■ **Task statement**
Reproduce the records below exactly as they appear, omitting any pictures they contain.

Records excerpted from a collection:
-- -- --

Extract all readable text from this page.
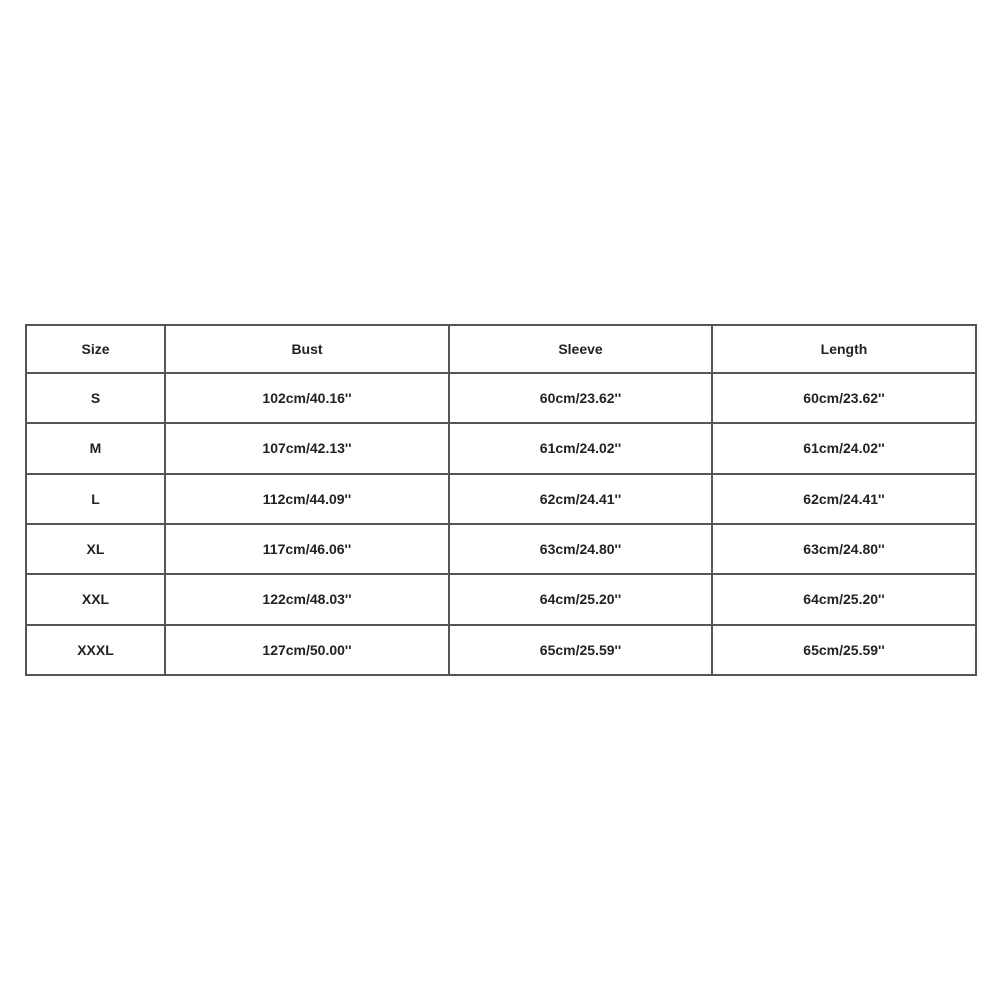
Size	Bust	Sleeve	Length
S	102cm/40.16''	60cm/23.62''	60cm/23.62''
M	107cm/42.13''	61cm/24.02''	61cm/24.02''
L	112cm/44.09''	62cm/24.41''	62cm/24.41''
XL	117cm/46.06''	63cm/24.80''	63cm/24.80''
XXL	122cm/48.03''	64cm/25.20''	64cm/25.20''
XXXL	127cm/50.00''	65cm/25.59''	65cm/25.59''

-- -- --

■ **Output of the task**
Extract all readable text from this page.
Size	Bust	Sleeve	Length
S	102cm/40.16''	60cm/23.62''	60cm/23.62''
M	107cm/42.13''	61cm/24.02''	61cm/24.02''
L	112cm/44.09''	62cm/24.41''	62cm/24.41''
XL	117cm/46.06''	63cm/24.80''	63cm/24.80''
XXL	122cm/48.03''	64cm/25.20''	64cm/25.20''
XXXL	127cm/50.00''	65cm/25.59''	65cm/25.59''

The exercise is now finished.